- [Texte du document]
Malgré
son titre, il ne sera pas beaucoup question du
Congo dans le dernier film du québécois et
documentariste Philippe Falardeau. Du
moins, pas directement car cette histoire à
rebondissements, avant de se déployer au Québec,
démarre en Belgique et il est nécessaire de
rappeler que ce pays africain fut la propriété
personnelle du roi Léopold II, puis une colonie
du pays pendant cinquante ans. Depuis le Congo
belge, rebaptisé Zaïre, a accédé à l’indépendance
avec des périodes plus ou moins stables sous le
pouvoir de Mobutu et de Kabila. Au début du
vingtième siècle, à l’exposition universelle
de Bruxelles, le colonisateur dans un pavillon
nommé Congorama invitait ses compatriotes
à découvrir les usages d’un peuple exotique, dévolu
au rang infamant de sauvage, de sous-homme. Une
pratique hélas généralisée dans le reste de
l’Europe.

- [Extraits de données]
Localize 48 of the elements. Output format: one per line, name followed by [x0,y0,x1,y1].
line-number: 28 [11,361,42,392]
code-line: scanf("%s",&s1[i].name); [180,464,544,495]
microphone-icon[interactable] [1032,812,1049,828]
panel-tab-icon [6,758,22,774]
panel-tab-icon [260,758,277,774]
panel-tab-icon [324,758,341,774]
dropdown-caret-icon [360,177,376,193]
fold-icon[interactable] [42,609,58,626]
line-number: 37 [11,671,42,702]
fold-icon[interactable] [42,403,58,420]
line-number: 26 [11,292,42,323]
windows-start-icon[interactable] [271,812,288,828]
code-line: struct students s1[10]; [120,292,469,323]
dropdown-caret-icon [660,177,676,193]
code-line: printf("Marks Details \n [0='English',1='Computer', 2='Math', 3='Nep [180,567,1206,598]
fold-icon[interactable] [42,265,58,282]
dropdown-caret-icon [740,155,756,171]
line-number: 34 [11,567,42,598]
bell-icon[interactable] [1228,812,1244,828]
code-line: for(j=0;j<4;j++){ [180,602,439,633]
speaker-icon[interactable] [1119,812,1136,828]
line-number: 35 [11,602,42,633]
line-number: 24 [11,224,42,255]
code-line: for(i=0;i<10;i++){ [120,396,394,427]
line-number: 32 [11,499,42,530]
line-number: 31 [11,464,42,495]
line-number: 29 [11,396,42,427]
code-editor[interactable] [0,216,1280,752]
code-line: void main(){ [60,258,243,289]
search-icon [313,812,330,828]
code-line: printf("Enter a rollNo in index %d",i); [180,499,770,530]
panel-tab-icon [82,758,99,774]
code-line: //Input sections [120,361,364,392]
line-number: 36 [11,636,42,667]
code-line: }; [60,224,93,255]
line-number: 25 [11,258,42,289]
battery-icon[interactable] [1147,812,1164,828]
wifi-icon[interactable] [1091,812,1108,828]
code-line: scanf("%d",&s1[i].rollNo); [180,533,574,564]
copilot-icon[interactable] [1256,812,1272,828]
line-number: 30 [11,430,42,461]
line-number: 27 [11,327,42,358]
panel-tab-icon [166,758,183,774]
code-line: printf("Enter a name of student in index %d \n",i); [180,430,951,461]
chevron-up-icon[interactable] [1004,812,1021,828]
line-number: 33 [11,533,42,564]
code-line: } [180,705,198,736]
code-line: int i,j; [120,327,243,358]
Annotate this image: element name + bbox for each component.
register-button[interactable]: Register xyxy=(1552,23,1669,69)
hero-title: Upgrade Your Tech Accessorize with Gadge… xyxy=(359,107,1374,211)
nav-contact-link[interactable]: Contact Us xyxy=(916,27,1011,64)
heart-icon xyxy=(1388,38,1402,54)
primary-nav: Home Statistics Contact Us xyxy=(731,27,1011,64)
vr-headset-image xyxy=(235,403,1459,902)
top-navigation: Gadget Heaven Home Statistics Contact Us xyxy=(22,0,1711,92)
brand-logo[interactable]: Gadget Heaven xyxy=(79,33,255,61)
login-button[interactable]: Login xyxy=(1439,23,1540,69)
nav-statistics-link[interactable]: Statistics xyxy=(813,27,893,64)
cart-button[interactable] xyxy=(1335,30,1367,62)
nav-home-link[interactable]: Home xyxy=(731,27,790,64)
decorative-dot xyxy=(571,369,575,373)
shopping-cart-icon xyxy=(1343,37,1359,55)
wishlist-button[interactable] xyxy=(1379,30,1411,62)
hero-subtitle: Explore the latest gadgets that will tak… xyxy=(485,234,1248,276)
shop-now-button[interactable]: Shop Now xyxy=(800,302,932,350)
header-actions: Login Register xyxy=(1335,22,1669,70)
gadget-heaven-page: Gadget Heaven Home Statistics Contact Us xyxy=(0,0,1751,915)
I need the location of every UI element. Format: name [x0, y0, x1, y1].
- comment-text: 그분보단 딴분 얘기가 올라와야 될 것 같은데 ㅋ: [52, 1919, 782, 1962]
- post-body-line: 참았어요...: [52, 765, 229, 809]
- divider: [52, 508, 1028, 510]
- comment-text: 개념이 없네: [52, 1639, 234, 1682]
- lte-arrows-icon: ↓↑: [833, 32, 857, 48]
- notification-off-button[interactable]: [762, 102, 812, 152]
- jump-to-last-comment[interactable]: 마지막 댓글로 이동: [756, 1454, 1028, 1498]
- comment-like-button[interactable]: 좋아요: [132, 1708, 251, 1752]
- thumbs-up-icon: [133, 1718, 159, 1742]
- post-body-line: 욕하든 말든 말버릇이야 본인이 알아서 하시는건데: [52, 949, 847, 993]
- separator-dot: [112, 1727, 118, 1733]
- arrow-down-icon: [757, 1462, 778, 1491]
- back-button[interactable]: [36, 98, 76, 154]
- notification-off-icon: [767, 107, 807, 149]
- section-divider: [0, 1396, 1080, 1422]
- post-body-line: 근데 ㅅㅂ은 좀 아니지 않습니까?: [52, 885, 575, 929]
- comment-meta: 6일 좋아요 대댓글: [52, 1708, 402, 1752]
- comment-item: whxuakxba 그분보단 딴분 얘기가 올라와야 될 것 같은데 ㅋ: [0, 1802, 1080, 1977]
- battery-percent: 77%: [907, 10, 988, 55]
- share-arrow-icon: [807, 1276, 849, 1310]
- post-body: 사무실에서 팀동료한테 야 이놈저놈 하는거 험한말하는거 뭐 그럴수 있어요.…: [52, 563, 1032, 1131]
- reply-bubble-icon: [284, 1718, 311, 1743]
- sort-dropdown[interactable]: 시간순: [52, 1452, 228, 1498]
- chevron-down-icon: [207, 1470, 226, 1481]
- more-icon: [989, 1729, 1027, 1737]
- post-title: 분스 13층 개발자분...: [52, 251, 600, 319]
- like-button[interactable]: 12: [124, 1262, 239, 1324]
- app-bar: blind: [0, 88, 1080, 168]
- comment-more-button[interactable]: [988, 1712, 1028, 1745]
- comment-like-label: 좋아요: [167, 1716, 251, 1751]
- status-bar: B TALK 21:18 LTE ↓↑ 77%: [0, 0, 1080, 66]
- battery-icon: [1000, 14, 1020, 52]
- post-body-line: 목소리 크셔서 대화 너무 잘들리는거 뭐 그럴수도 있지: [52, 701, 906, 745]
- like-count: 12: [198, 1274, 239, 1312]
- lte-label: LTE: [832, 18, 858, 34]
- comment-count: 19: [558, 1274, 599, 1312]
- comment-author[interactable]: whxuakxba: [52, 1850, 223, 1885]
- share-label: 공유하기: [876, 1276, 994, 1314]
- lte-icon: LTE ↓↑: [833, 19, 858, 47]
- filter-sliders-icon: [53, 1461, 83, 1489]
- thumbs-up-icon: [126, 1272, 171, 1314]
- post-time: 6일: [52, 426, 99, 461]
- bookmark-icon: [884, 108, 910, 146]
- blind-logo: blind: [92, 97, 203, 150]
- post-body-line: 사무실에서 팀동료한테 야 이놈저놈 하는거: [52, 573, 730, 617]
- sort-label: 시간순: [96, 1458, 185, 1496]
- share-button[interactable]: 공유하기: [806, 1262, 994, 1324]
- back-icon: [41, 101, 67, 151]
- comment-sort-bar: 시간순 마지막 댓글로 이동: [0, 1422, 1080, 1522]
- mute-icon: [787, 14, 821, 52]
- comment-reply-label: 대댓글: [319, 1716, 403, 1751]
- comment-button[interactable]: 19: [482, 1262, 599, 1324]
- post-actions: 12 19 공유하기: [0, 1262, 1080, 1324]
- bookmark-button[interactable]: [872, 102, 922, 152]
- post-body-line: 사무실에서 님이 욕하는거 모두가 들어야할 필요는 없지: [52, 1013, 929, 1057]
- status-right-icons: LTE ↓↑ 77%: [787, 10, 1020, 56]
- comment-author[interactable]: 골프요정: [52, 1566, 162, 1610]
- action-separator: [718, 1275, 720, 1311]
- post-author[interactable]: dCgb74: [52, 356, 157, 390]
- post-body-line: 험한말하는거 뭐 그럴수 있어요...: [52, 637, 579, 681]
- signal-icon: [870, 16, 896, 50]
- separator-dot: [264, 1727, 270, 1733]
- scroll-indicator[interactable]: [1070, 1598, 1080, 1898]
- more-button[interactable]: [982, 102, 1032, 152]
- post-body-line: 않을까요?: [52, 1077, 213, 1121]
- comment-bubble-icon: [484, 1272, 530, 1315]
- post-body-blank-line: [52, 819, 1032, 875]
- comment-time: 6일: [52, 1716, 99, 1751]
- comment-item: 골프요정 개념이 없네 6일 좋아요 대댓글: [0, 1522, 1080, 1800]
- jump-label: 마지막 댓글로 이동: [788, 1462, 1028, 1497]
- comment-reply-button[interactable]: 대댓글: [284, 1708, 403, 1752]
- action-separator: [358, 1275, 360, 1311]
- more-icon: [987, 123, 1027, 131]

- [À compléter]
A - D'après le texte sur le film de Philippe Falardeau, dans quel pays l'histoire démarre-t-elle avant de se déployer au Québec ?
B - Reprenez le texte sur le film de Philippe Falardeau à la suite de sa dernière phrase.

- [Liste des réponses]
A - En Belgique.

B -
Long
préambule historique pour remettre en perspective
les liens ténus et parfois troubles qui reliaient
la Belgique à l’ancien Congo. Personnage
central de Congorama, Michel, ingénieur de
42 ans, piètre inventeur (ah, la tondeuse solaire
autonome !), revisite à sa manière
l’histoire : sa femme Alice est congolaise,
son fils Jules présente des traits africains très
prononcés et son père Hervé, écrivain paralysé
et privé de l’usage de la parole, a passé une
partie de sa vie au Congo. Pour Michel – Olivier
Gourmet impeccable, ça devient lassant – le
chaos se produit au moment où Hervé lui apprend
qu’il est un enfant adopté, né clandestinement
dans une grange au Québec à Sainte-Cécile. Sous
le fallacieux prétexte d’y vendre une de ses
farfelues inventions, Michel part pour la Belle
Province à la recherche de ses parents
biologiques. Dans une région campagnarde, éloignée
des clichés habituels, Michel entreprend sa quête
identitaire qui, l’on s’en doute, lui réserve
nombre de surprises. Congorama est un film
puzzle où le parcours de Michel croise celui de
Louis, un jeune homme lunaire qui vient juste
d’exhumer la vieille voiture de son père
disparu, un drôle de prototype hybride qui
suscite l’intérêt du gouvernement canadien.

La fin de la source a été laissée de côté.